Challenge:
Rewrite the listing as a Markdown table with the columns "Row" and "Listing line," covering everything from its first line through the line containing "- option-b[interactable]: B：", both included. Number each row and skip any blank lines.

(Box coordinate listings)
— START —

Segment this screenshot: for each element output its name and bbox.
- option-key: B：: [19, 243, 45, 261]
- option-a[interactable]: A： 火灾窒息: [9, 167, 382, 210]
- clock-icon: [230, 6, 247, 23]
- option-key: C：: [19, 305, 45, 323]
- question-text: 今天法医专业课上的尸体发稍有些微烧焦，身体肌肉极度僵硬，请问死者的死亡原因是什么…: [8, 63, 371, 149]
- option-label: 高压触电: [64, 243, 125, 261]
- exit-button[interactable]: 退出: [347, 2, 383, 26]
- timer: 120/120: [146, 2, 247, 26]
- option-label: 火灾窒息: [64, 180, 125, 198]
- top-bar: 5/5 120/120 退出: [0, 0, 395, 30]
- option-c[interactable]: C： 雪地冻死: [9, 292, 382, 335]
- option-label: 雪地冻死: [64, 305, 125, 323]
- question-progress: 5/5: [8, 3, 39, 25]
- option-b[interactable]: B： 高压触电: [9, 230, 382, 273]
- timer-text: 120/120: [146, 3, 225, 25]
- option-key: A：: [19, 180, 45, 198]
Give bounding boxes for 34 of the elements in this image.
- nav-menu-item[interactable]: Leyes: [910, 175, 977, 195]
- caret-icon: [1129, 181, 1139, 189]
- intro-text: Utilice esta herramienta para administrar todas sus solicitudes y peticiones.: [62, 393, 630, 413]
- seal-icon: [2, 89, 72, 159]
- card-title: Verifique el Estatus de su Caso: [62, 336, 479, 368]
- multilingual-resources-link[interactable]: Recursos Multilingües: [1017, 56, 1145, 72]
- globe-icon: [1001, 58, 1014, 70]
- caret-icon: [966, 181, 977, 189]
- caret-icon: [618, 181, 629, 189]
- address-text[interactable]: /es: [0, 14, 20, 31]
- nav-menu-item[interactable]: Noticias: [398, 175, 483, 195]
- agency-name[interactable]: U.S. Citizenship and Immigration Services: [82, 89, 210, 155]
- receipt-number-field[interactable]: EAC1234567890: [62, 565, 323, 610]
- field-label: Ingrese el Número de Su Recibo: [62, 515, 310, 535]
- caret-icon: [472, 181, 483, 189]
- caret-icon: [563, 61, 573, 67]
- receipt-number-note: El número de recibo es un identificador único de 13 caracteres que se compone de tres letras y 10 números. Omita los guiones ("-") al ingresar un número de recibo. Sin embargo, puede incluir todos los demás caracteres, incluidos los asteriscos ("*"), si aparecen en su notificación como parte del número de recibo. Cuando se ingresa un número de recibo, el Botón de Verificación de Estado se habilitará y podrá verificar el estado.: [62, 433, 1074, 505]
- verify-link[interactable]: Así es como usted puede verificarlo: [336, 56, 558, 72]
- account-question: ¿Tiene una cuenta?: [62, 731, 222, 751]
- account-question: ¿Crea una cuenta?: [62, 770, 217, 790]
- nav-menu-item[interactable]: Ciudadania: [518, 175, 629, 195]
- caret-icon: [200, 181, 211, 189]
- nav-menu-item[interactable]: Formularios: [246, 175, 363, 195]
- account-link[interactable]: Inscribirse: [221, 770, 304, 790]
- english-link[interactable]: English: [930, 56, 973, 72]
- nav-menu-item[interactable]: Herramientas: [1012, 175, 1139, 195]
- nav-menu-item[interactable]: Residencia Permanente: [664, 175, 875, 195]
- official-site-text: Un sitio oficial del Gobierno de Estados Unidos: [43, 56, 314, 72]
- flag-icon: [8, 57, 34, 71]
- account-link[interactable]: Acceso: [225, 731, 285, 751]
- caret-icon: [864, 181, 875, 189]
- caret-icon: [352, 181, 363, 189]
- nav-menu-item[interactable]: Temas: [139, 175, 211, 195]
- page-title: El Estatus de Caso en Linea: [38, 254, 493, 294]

— END —

Written response:
| Row | Listing line |
|---|---|
| 1 | Segment this screenshot: for each element output its name and bbox. |
| 2 | - option-key: B：: [19, 243, 45, 261] |
| 3 | - option-a[interactable]: A： 火灾窒息: [9, 167, 382, 210] |
| 4 | - clock-icon: [230, 6, 247, 23] |
| 5 | - option-key: C：: [19, 305, 45, 323] |
| 6 | - question-text: 今天法医专业课上的尸体发稍有些微烧焦，身体肌肉极度僵硬，请问死者的死亡原因是什么…: [8, 63, 371, 149] |
| 7 | - option-label: 高压触电: [64, 243, 125, 261] |
| 8 | - exit-button[interactable]: 退出: [347, 2, 383, 26] |
| 9 | - timer: 120/120: [146, 2, 247, 26] |
| 10 | - option-label: 火灾窒息: [64, 180, 125, 198] |
| 11 | - top-bar: 5/5 120/120 退出: [0, 0, 395, 30] |
| 12 | - option-c[interactable]: C： 雪地冻死: [9, 292, 382, 335] |
| 13 | - option-label: 雪地冻死: [64, 305, 125, 323] |
| 14 | - question-progress: 5/5: [8, 3, 39, 25] |
| 15 | - option-b[interactable]: B： 高压触电: [9, 230, 382, 273] |